** WHAT THE TASK REQUIRES **
Leave out the images; return the rest of the data exactly.

BEGIN

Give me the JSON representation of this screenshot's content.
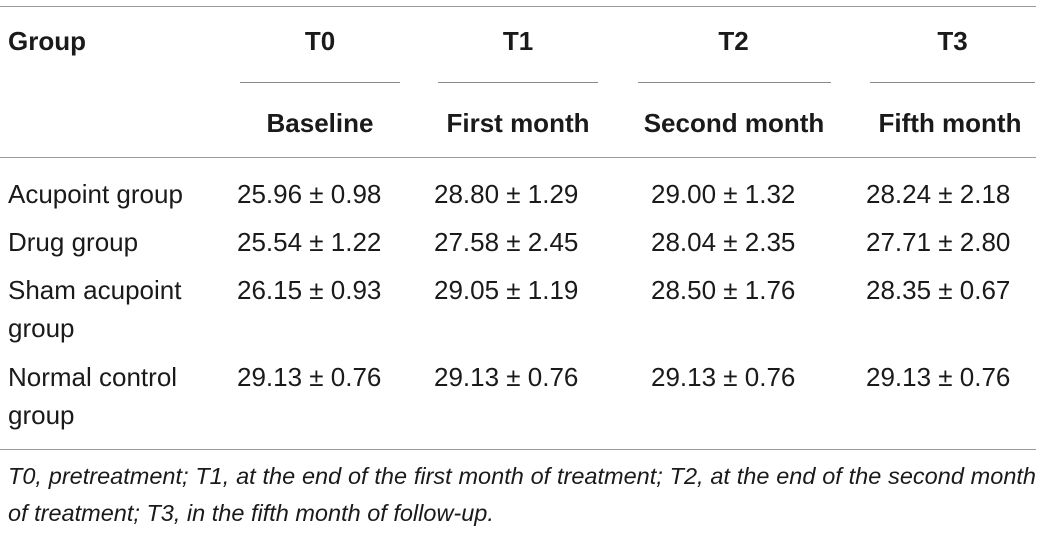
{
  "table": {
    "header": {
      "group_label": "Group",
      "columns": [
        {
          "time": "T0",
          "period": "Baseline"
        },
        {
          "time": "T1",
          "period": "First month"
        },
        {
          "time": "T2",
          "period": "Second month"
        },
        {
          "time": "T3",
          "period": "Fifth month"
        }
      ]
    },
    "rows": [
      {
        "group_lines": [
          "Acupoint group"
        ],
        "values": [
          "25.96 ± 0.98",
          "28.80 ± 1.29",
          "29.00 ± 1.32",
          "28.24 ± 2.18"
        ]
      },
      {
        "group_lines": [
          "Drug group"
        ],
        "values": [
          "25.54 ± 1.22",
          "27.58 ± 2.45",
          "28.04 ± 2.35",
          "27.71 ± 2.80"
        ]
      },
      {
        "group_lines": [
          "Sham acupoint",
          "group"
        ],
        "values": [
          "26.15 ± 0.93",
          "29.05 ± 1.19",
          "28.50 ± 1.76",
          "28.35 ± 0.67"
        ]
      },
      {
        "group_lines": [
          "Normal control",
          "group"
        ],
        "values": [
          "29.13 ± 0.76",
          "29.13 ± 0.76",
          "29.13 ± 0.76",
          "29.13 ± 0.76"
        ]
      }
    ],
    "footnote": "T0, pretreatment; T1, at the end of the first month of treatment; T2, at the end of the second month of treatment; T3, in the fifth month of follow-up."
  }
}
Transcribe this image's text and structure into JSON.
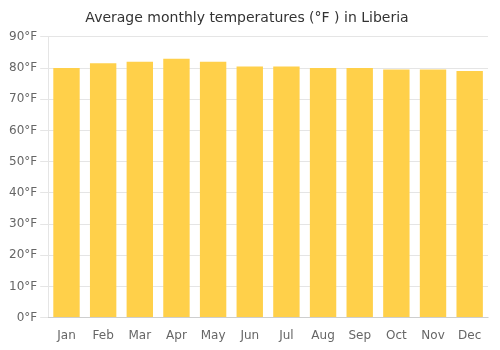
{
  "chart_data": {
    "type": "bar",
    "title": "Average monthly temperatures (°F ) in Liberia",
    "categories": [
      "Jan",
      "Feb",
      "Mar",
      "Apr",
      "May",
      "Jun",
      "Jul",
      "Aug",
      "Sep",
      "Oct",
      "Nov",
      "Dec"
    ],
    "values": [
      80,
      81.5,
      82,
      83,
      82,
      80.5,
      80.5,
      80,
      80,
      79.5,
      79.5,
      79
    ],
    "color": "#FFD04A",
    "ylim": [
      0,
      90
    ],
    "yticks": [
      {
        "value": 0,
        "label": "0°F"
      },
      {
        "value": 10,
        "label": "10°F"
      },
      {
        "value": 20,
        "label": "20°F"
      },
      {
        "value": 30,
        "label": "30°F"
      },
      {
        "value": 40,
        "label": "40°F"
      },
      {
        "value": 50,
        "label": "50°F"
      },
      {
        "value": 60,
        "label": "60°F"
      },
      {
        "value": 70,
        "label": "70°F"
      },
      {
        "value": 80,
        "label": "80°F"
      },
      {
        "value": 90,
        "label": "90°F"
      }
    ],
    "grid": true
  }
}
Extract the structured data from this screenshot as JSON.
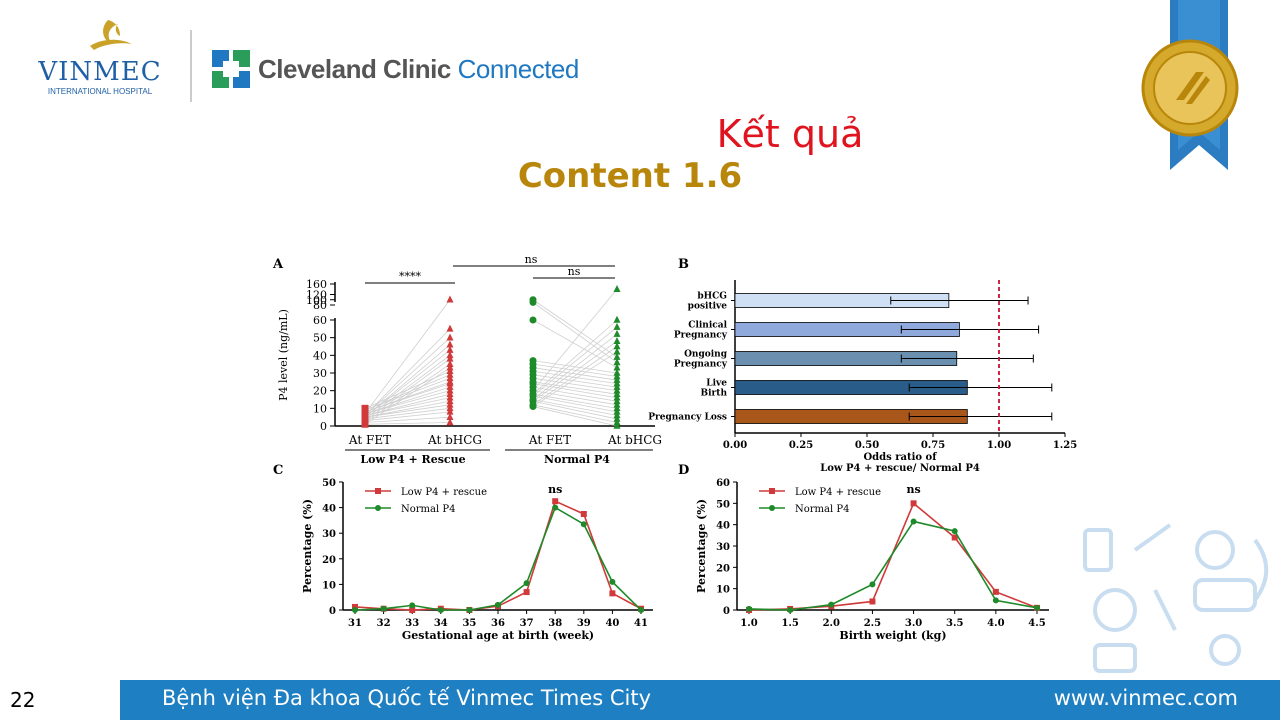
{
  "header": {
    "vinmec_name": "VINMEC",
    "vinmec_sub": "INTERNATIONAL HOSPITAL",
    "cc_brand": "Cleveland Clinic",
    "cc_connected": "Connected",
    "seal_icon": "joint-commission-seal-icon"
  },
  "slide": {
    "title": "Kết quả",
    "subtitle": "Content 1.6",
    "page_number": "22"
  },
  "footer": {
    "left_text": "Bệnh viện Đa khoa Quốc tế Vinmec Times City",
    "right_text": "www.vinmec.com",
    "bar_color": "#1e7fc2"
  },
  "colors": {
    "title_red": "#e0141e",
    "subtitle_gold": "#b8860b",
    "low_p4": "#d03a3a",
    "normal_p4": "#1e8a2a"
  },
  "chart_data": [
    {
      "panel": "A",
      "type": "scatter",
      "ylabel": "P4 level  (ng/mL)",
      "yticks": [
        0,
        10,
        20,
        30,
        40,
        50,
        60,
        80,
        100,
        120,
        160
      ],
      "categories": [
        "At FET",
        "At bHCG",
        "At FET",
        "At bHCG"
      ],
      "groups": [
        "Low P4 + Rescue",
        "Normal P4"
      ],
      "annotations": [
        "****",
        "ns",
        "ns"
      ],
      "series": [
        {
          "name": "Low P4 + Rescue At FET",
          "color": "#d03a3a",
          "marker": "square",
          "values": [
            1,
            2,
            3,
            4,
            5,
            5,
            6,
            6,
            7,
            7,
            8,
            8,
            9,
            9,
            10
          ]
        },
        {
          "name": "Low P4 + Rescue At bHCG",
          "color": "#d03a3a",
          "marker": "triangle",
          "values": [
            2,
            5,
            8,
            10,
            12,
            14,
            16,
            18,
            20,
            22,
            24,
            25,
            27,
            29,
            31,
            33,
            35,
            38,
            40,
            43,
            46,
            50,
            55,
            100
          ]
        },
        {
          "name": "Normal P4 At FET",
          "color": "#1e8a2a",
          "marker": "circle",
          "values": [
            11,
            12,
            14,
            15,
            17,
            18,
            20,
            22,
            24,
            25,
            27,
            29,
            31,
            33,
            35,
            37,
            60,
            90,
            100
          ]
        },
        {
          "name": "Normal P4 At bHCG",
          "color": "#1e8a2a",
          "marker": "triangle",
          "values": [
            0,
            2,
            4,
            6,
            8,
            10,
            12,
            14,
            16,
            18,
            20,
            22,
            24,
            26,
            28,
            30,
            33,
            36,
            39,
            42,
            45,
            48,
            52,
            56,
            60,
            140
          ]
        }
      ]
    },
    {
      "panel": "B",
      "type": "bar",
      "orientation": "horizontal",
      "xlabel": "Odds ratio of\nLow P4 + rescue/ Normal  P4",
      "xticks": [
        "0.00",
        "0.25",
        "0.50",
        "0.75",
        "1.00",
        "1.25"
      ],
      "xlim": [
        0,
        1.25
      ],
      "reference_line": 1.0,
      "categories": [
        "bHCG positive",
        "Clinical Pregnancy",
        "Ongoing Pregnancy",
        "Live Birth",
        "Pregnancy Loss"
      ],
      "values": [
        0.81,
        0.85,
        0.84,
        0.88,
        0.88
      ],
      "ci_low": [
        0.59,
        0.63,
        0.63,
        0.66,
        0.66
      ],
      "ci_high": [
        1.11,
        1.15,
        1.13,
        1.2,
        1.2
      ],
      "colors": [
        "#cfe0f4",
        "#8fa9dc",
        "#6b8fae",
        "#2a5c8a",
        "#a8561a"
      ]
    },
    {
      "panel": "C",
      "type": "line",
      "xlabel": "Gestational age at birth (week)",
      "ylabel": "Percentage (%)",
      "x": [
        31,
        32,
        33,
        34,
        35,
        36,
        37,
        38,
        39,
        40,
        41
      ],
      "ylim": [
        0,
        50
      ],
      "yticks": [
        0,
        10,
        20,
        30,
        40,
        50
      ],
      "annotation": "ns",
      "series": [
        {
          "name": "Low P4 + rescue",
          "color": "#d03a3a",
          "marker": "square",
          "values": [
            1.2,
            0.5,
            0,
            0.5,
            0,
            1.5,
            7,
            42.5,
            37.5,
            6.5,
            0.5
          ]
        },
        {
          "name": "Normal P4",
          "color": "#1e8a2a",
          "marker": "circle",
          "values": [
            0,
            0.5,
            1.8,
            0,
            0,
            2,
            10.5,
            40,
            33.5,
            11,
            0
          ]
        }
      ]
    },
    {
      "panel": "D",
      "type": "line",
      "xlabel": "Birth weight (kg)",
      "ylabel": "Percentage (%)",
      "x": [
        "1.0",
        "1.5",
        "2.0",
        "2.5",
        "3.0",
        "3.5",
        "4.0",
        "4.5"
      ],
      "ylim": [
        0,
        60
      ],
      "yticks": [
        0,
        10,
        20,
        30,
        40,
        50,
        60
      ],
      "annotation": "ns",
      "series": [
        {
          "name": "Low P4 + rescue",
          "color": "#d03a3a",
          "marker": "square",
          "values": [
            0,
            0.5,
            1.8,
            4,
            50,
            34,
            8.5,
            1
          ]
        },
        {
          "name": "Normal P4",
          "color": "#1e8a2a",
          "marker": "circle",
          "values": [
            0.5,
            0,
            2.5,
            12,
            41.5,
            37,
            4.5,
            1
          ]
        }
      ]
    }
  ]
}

END

** TASK OUTPUT **
Give me the JSON representation of this screenshot's content.
{
  "table": {
    "header": {
      "group_label": "Group",
      "columns": [
        {
          "time": "T0",
          "period": "Baseline"
        },
        {
          "time": "T1",
          "period": "First month"
        },
        {
          "time": "T2",
          "period": "Second month"
        },
        {
          "time": "T3",
          "period": "Fifth month"
        }
      ]
    },
    "rows": [
      {
        "group_lines": [
          "Acupoint group"
        ],
        "values": [
          "25.96 ± 0.98",
          "28.80 ± 1.29",
          "29.00 ± 1.32",
          "28.24 ± 2.18"
        ]
      },
      {
        "group_lines": [
          "Drug group"
        ],
        "values": [
          "25.54 ± 1.22",
          "27.58 ± 2.45",
          "28.04 ± 2.35",
          "27.71 ± 2.80"
        ]
      },
      {
        "group_lines": [
          "Sham acupoint",
          "group"
        ],
        "values": [
          "26.15 ± 0.93",
          "29.05 ± 1.19",
          "28.50 ± 1.76",
          "28.35 ± 0.67"
        ]
      },
      {
        "group_lines": [
          "Normal control",
          "group"
        ],
        "values": [
          "29.13 ± 0.76",
          "29.13 ± 0.76",
          "29.13 ± 0.76",
          "29.13 ± 0.76"
        ]
      }
    ],
    "footnote": "T0, pretreatment; T1, at the end of the first month of treatment; T2, at the end of the second month of treatment; T3, in the fifth month of follow-up."
  }
}
Transcribe this image's text and structure into JSON.
{
  "chart_data": {
    "type": "bar",
    "title": "Average monthly temperatures (°F ) in Liberia",
    "categories": [
      "Jan",
      "Feb",
      "Mar",
      "Apr",
      "May",
      "Jun",
      "Jul",
      "Aug",
      "Sep",
      "Oct",
      "Nov",
      "Dec"
    ],
    "values": [
      80,
      81.5,
      82,
      83,
      82,
      80.5,
      80.5,
      80,
      80,
      79.5,
      79.5,
      79
    ],
    "color": "#FFD04A",
    "ylim": [
      0,
      90
    ],
    "yticks": [
      {
        "value": 0,
        "label": "0°F"
      },
      {
        "value": 10,
        "label": "10°F"
      },
      {
        "value": 20,
        "label": "20°F"
      },
      {
        "value": 30,
        "label": "30°F"
      },
      {
        "value": 40,
        "label": "40°F"
      },
      {
        "value": 50,
        "label": "50°F"
      },
      {
        "value": 60,
        "label": "60°F"
      },
      {
        "value": 70,
        "label": "70°F"
      },
      {
        "value": 80,
        "label": "80°F"
      },
      {
        "value": 90,
        "label": "90°F"
      }
    ],
    "grid": true
  }
}
Extract the structured data from this screenshot as JSON.
{
  "header": {
    "vinmec_name": "VINMEC",
    "vinmec_sub": "INTERNATIONAL HOSPITAL",
    "cc_brand": "Cleveland Clinic",
    "cc_connected": "Connected",
    "seal_icon": "joint-commission-seal-icon"
  },
  "slide": {
    "title": "Kết quả",
    "subtitle": "Content 1.6",
    "page_number": "22"
  },
  "footer": {
    "left_text": "Bệnh viện Đa khoa Quốc tế Vinmec Times City",
    "right_text": "www.vinmec.com",
    "bar_color": "#1e7fc2"
  },
  "colors": {
    "title_red": "#e0141e",
    "subtitle_gold": "#b8860b",
    "low_p4": "#d03a3a",
    "normal_p4": "#1e8a2a"
  },
  "chart_data": [
    {
      "panel": "A",
      "type": "scatter",
      "ylabel": "P4 level  (ng/mL)",
      "yticks": [
        0,
        10,
        20,
        30,
        40,
        50,
        60,
        80,
        100,
        120,
        160
      ],
      "categories": [
        "At FET",
        "At bHCG",
        "At FET",
        "At bHCG"
      ],
      "groups": [
        "Low P4 + Rescue",
        "Normal P4"
      ],
      "annotations": [
        "****",
        "ns",
        "ns"
      ],
      "series": [
        {
          "name": "Low P4 + Rescue At FET",
          "color": "#d03a3a",
          "marker": "square",
          "values": [
            1,
            2,
            3,
            4,
            5,
            5,
            6,
            6,
            7,
            7,
            8,
            8,
            9,
            9,
            10
          ]
        },
        {
          "name": "Low P4 + Rescue At bHCG",
          "color": "#d03a3a",
          "marker": "triangle",
          "values": [
            2,
            5,
            8,
            10,
            12,
            14,
            16,
            18,
            20,
            22,
            24,
            25,
            27,
            29,
            31,
            33,
            35,
            38,
            40,
            43,
            46,
            50,
            55,
            100
          ]
        },
        {
          "name": "Normal P4 At FET",
          "color": "#1e8a2a",
          "marker": "circle",
          "values": [
            11,
            12,
            14,
            15,
            17,
            18,
            20,
            22,
            24,
            25,
            27,
            29,
            31,
            33,
            35,
            37,
            60,
            90,
            100
          ]
        },
        {
          "name": "Normal P4 At bHCG",
          "color": "#1e8a2a",
          "marker": "triangle",
          "values": [
            0,
            2,
            4,
            6,
            8,
            10,
            12,
            14,
            16,
            18,
            20,
            22,
            24,
            26,
            28,
            30,
            33,
            36,
            39,
            42,
            45,
            48,
            52,
            56,
            60,
            140
          ]
        }
      ]
    },
    {
      "panel": "B",
      "type": "bar",
      "orientation": "horizontal",
      "xlabel": "Odds ratio of\nLow P4 + rescue/ Normal  P4",
      "xticks": [
        "0.00",
        "0.25",
        "0.50",
        "0.75",
        "1.00",
        "1.25"
      ],
      "xlim": [
        0,
        1.25
      ],
      "reference_line": 1.0,
      "categories": [
        "bHCG positive",
        "Clinical Pregnancy",
        "Ongoing Pregnancy",
        "Live Birth",
        "Pregnancy Loss"
      ],
      "values": [
        0.81,
        0.85,
        0.84,
        0.88,
        0.88
      ],
      "ci_low": [
        0.59,
        0.63,
        0.63,
        0.66,
        0.66
      ],
      "ci_high": [
        1.11,
        1.15,
        1.13,
        1.2,
        1.2
      ],
      "colors": [
        "#cfe0f4",
        "#8fa9dc",
        "#6b8fae",
        "#2a5c8a",
        "#a8561a"
      ]
    },
    {
      "panel": "C",
      "type": "line",
      "xlabel": "Gestational age at birth (week)",
      "ylabel": "Percentage (%)",
      "x": [
        31,
        32,
        33,
        34,
        35,
        36,
        37,
        38,
        39,
        40,
        41
      ],
      "ylim": [
        0,
        50
      ],
      "yticks": [
        0,
        10,
        20,
        30,
        40,
        50
      ],
      "annotation": "ns",
      "series": [
        {
          "name": "Low P4 + rescue",
          "color": "#d03a3a",
          "marker": "square",
          "values": [
            1.2,
            0.5,
            0,
            0.5,
            0,
            1.5,
            7,
            42.5,
            37.5,
            6.5,
            0.5
          ]
        },
        {
          "name": "Normal P4",
          "color": "#1e8a2a",
          "marker": "circle",
          "values": [
            0,
            0.5,
            1.8,
            0,
            0,
            2,
            10.5,
            40,
            33.5,
            11,
            0
          ]
        }
      ]
    },
    {
      "panel": "D",
      "type": "line",
      "xlabel": "Birth weight (kg)",
      "ylabel": "Percentage (%)",
      "x": [
        "1.0",
        "1.5",
        "2.0",
        "2.5",
        "3.0",
        "3.5",
        "4.0",
        "4.5"
      ],
      "ylim": [
        0,
        60
      ],
      "yticks": [
        0,
        10,
        20,
        30,
        40,
        50,
        60
      ],
      "annotation": "ns",
      "series": [
        {
          "name": "Low P4 + rescue",
          "color": "#d03a3a",
          "marker": "square",
          "values": [
            0,
            0.5,
            1.8,
            4,
            50,
            34,
            8.5,
            1
          ]
        },
        {
          "name": "Normal P4",
          "color": "#1e8a2a",
          "marker": "circle",
          "values": [
            0.5,
            0,
            2.5,
            12,
            41.5,
            37,
            4.5,
            1
          ]
        }
      ]
    }
  ]
}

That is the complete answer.